What is expected: Omit every picture, then give all the entries again exactly.

---------- Provided records ----------

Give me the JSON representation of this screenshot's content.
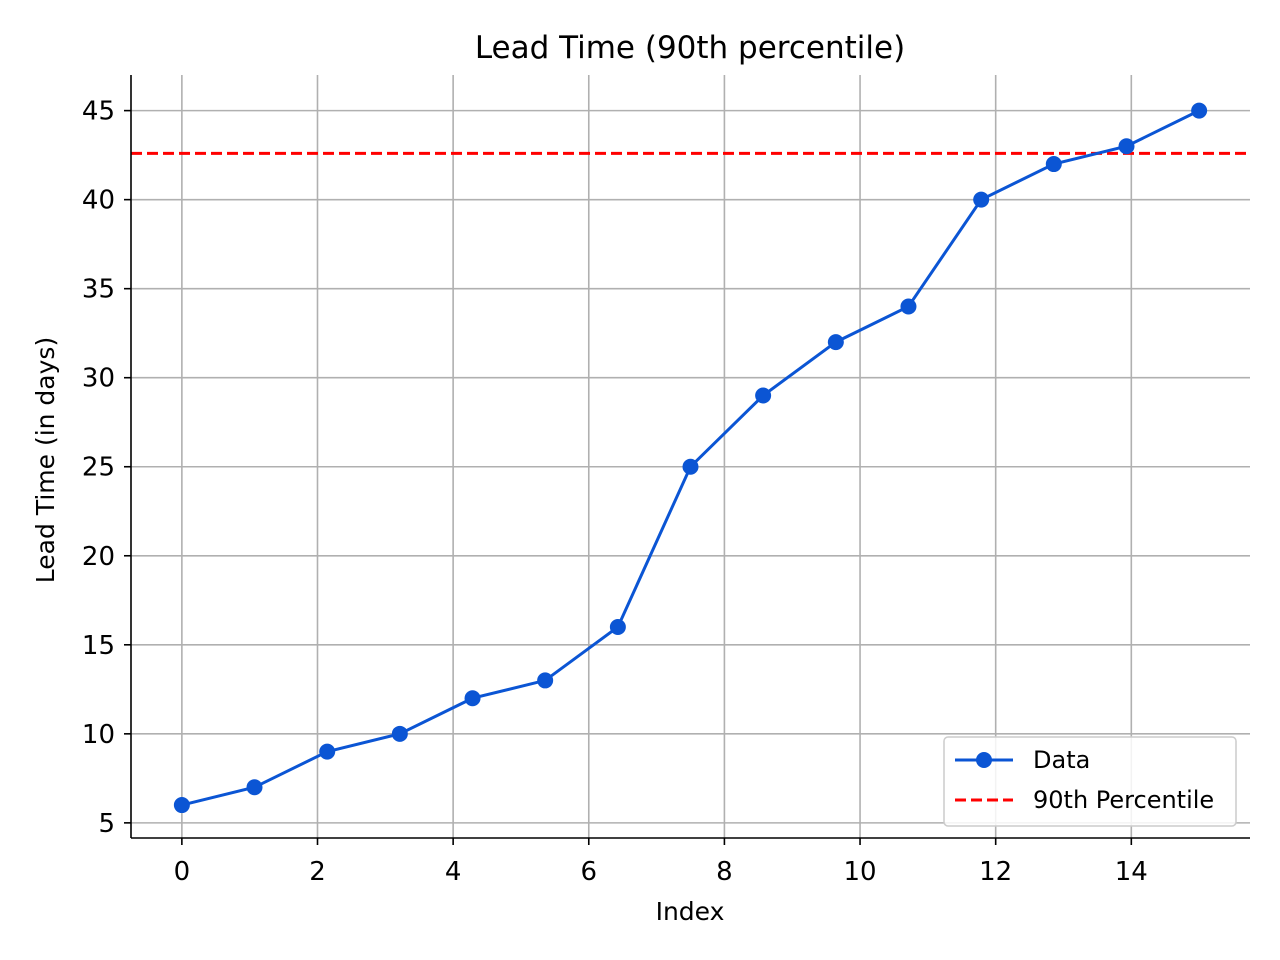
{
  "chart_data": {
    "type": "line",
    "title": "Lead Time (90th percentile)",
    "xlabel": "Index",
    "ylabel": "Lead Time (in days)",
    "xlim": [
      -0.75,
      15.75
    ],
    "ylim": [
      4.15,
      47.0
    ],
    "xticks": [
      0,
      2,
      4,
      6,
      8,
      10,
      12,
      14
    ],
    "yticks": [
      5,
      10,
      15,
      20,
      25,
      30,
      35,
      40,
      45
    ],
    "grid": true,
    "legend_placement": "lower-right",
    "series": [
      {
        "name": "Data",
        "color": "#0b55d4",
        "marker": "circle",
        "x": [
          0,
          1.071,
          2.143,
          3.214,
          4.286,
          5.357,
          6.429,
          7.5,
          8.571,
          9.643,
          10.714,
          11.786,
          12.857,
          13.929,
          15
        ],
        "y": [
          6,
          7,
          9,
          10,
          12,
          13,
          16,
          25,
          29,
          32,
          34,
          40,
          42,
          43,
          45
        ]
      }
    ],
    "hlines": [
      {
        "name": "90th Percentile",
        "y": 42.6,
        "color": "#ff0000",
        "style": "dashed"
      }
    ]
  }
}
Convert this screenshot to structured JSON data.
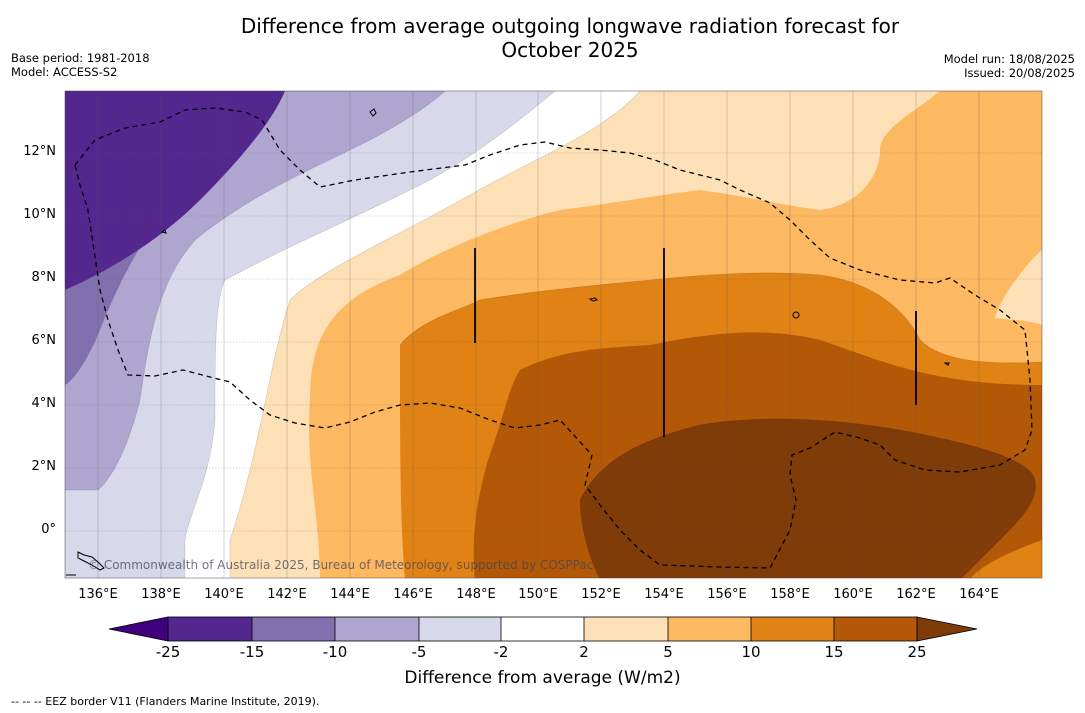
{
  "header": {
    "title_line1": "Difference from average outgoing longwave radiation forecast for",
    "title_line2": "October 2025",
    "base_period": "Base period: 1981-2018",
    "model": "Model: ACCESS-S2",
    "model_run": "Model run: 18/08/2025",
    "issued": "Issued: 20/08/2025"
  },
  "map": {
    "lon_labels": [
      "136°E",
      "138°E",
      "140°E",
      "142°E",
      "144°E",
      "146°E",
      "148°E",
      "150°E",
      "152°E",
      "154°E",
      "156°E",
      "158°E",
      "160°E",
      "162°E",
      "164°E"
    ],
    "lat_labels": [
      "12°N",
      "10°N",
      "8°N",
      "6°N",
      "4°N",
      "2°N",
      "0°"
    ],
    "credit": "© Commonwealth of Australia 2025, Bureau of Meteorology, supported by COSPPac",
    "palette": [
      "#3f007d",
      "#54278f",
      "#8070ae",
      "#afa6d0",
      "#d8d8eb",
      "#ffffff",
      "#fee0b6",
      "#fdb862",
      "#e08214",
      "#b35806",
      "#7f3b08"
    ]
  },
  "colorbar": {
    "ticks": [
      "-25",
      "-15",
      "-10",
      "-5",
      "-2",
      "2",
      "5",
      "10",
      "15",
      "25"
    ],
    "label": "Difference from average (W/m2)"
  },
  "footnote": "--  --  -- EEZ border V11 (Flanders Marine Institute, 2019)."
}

----------

Solution:
Give me the JSON representation of this screenshot's content.
{
  "chart_data": {
    "type": "line",
    "title": "Lead Time (90th percentile)",
    "xlabel": "Index",
    "ylabel": "Lead Time (in days)",
    "xlim": [
      -0.75,
      15.75
    ],
    "ylim": [
      4.15,
      47.0
    ],
    "xticks": [
      0,
      2,
      4,
      6,
      8,
      10,
      12,
      14
    ],
    "yticks": [
      5,
      10,
      15,
      20,
      25,
      30,
      35,
      40,
      45
    ],
    "grid": true,
    "legend_placement": "lower-right",
    "series": [
      {
        "name": "Data",
        "color": "#0b55d4",
        "marker": "circle",
        "x": [
          0,
          1.071,
          2.143,
          3.214,
          4.286,
          5.357,
          6.429,
          7.5,
          8.571,
          9.643,
          10.714,
          11.786,
          12.857,
          13.929,
          15
        ],
        "y": [
          6,
          7,
          9,
          10,
          12,
          13,
          16,
          25,
          29,
          32,
          34,
          40,
          42,
          43,
          45
        ]
      }
    ],
    "hlines": [
      {
        "name": "90th Percentile",
        "y": 42.6,
        "color": "#ff0000",
        "style": "dashed"
      }
    ]
  }
}
Convert this screenshot to structured JSON data.
{
  "header": {
    "title_line1": "Difference from average outgoing longwave radiation forecast for",
    "title_line2": "October 2025",
    "base_period": "Base period: 1981-2018",
    "model": "Model: ACCESS-S2",
    "model_run": "Model run: 18/08/2025",
    "issued": "Issued: 20/08/2025"
  },
  "map": {
    "lon_labels": [
      "136°E",
      "138°E",
      "140°E",
      "142°E",
      "144°E",
      "146°E",
      "148°E",
      "150°E",
      "152°E",
      "154°E",
      "156°E",
      "158°E",
      "160°E",
      "162°E",
      "164°E"
    ],
    "lat_labels": [
      "12°N",
      "10°N",
      "8°N",
      "6°N",
      "4°N",
      "2°N",
      "0°"
    ],
    "credit": "© Commonwealth of Australia 2025, Bureau of Meteorology, supported by COSPPac",
    "palette": [
      "#3f007d",
      "#54278f",
      "#8070ae",
      "#afa6d0",
      "#d8d8eb",
      "#ffffff",
      "#fee0b6",
      "#fdb862",
      "#e08214",
      "#b35806",
      "#7f3b08"
    ]
  },
  "colorbar": {
    "ticks": [
      "-25",
      "-15",
      "-10",
      "-5",
      "-2",
      "2",
      "5",
      "10",
      "15",
      "25"
    ],
    "label": "Difference from average (W/m2)"
  },
  "footnote": "--  --  -- EEZ border V11 (Flanders Marine Institute, 2019)."
}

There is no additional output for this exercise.